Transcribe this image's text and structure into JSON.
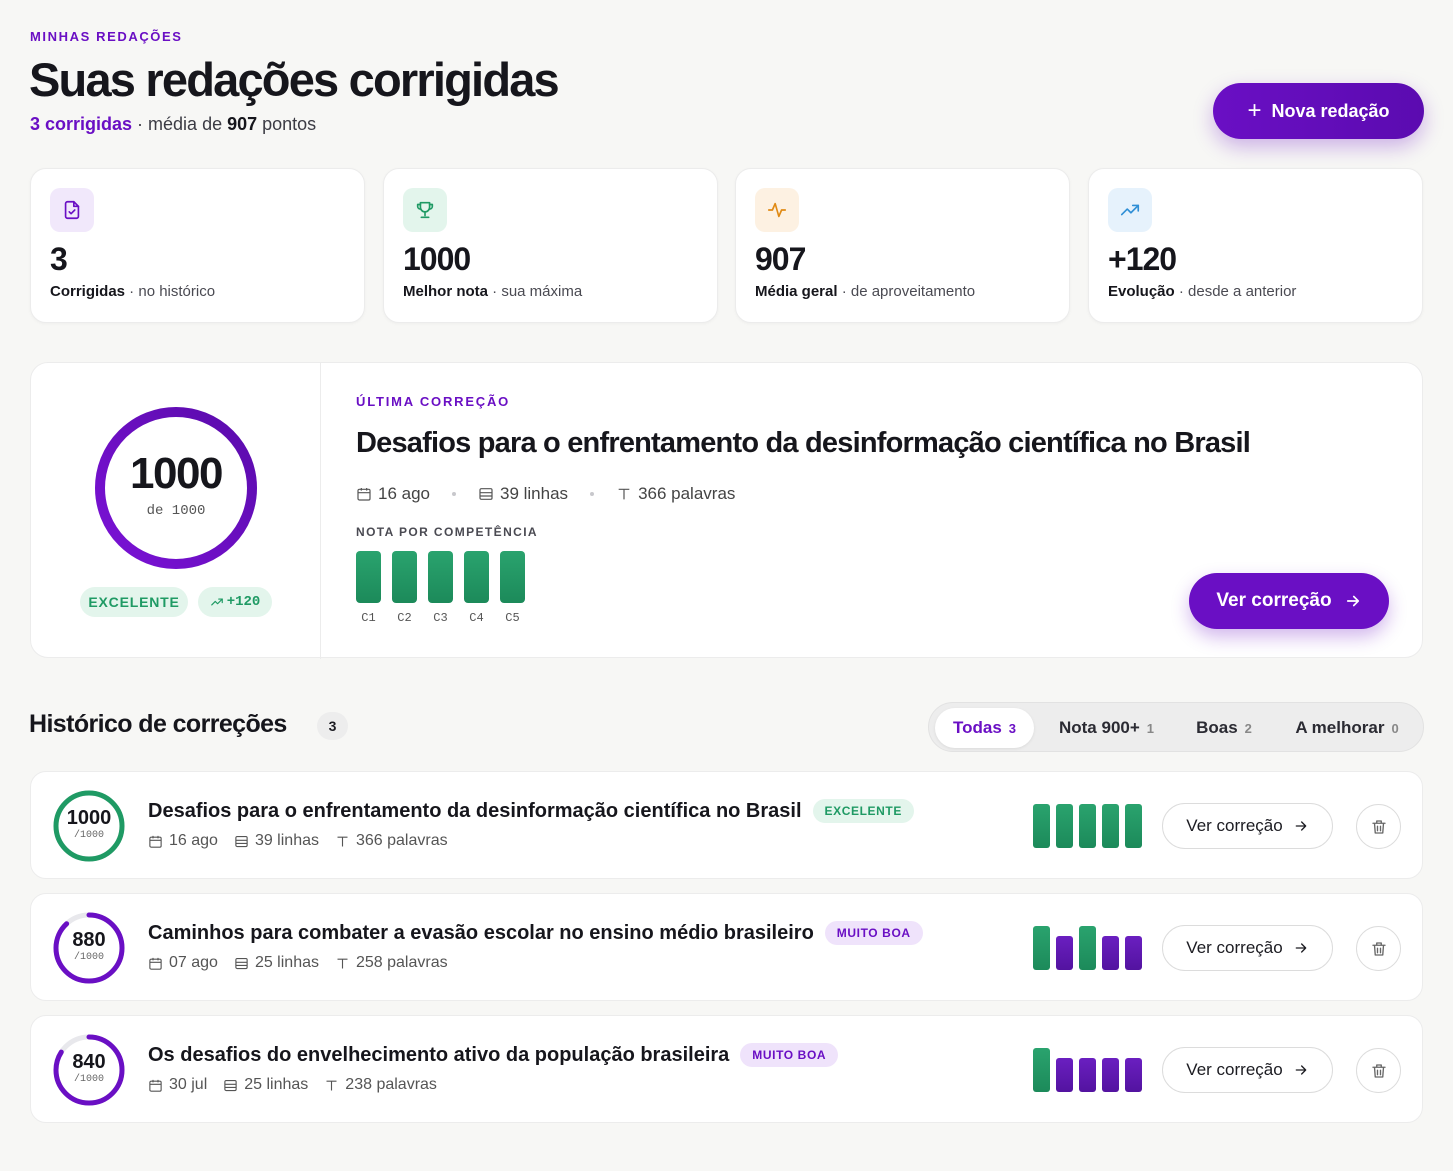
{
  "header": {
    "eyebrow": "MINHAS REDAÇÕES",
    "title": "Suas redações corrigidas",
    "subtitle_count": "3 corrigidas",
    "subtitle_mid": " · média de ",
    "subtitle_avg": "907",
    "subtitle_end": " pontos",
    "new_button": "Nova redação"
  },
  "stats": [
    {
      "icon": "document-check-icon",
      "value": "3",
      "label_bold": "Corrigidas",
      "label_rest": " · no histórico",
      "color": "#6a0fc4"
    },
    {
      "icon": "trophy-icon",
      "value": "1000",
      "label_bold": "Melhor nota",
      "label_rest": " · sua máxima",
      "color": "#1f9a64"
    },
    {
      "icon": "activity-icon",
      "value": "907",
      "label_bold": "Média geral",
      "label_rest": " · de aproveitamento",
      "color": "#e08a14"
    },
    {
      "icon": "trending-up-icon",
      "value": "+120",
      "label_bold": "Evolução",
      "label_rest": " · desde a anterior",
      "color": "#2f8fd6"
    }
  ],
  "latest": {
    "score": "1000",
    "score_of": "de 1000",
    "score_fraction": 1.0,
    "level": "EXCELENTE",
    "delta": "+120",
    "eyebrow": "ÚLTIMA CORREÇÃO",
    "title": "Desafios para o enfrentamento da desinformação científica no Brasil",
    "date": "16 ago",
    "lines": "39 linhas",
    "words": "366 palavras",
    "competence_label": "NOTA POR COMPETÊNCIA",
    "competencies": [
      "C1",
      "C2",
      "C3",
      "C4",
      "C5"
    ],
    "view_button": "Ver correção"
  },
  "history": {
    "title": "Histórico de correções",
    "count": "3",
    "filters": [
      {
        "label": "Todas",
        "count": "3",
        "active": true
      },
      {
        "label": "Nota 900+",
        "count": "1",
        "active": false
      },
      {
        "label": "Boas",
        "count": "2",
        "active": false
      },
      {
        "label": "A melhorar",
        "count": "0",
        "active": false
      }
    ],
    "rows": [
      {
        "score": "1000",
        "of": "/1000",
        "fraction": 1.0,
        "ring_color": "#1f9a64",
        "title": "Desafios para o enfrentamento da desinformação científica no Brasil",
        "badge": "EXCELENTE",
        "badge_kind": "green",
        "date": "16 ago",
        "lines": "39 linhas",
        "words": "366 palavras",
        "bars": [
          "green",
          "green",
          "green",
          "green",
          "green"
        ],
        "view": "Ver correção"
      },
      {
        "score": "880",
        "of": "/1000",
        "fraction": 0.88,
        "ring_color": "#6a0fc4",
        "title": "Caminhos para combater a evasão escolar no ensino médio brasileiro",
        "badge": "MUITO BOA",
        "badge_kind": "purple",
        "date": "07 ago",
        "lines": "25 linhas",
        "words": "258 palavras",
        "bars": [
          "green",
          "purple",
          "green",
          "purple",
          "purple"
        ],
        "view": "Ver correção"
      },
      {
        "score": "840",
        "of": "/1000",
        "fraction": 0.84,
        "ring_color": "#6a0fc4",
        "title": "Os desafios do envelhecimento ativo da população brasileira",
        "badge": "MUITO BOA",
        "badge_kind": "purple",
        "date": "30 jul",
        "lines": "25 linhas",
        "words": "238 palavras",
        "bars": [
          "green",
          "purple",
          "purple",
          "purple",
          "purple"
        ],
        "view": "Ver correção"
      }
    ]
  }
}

◇ ◇ ◇ ◇ ◇ ◇ ◇

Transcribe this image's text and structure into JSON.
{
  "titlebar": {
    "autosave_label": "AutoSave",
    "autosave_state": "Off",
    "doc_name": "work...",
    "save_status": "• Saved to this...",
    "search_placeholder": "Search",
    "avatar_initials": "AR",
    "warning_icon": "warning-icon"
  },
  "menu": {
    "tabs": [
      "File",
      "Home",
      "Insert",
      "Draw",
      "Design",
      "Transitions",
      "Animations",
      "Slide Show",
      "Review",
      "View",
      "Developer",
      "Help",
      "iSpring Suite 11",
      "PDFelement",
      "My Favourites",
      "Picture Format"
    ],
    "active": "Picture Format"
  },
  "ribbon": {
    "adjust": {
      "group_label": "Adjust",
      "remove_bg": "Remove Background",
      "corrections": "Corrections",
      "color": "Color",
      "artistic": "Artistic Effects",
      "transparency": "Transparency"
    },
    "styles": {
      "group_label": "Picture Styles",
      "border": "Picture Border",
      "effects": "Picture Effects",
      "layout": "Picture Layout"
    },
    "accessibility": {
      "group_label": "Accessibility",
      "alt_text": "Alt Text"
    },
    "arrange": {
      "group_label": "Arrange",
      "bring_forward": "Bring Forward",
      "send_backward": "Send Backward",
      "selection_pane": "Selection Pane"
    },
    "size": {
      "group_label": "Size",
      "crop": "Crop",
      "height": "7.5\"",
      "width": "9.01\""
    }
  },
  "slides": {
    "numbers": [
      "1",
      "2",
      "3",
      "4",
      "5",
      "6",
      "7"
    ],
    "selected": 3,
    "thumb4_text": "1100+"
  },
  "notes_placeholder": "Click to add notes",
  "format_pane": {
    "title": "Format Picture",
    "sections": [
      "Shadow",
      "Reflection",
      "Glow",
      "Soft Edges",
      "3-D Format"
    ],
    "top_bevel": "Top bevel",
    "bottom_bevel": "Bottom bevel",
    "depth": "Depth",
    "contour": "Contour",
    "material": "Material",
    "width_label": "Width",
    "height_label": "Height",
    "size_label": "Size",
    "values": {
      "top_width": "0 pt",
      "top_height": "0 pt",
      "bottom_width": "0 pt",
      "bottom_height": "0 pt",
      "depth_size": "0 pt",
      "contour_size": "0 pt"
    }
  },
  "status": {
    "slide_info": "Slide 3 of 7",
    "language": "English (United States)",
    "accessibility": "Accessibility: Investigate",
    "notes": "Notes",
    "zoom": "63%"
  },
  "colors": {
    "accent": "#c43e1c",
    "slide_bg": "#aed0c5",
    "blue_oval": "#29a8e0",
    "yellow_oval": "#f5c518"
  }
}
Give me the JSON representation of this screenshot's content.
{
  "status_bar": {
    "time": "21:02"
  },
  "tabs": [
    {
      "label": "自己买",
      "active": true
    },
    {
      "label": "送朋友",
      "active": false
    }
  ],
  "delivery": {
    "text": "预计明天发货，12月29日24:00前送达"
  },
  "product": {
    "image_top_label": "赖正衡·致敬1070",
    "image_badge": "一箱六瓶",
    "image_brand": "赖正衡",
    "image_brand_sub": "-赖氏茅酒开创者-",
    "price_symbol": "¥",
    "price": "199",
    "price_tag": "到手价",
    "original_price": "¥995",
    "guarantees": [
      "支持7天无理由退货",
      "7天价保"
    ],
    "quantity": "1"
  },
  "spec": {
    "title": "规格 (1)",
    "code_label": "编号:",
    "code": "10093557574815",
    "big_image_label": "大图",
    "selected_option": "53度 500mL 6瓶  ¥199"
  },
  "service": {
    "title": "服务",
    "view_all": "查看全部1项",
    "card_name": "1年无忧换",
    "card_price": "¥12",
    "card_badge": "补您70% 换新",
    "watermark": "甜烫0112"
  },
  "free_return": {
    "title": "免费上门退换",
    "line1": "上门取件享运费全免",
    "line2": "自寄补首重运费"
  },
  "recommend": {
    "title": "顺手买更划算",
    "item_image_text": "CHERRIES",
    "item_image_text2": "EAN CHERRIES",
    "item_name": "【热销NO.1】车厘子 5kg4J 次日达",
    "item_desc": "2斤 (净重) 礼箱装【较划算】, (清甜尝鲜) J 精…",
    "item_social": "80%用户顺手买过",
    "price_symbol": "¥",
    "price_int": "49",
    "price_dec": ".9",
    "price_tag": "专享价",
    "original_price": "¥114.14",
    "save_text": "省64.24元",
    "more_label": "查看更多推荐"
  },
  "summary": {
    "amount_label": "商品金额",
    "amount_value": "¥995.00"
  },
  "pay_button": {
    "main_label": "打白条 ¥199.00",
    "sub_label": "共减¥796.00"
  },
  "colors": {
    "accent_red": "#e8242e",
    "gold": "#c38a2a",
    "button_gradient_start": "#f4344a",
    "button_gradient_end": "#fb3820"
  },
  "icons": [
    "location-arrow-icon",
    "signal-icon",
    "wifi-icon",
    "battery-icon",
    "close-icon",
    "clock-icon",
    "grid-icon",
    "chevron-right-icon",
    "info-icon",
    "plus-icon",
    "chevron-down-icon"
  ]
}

◇ ◇ ◇ ◇ ◇ ◇ ◇

**Requirement**
Scan the listing above. Gather each line that contains the word "lines".

**Solution below**
    "lines": "39 linhas",
        "lines": "39 linhas",
        "lines": "25 linhas",
        "lines": "25 linhas",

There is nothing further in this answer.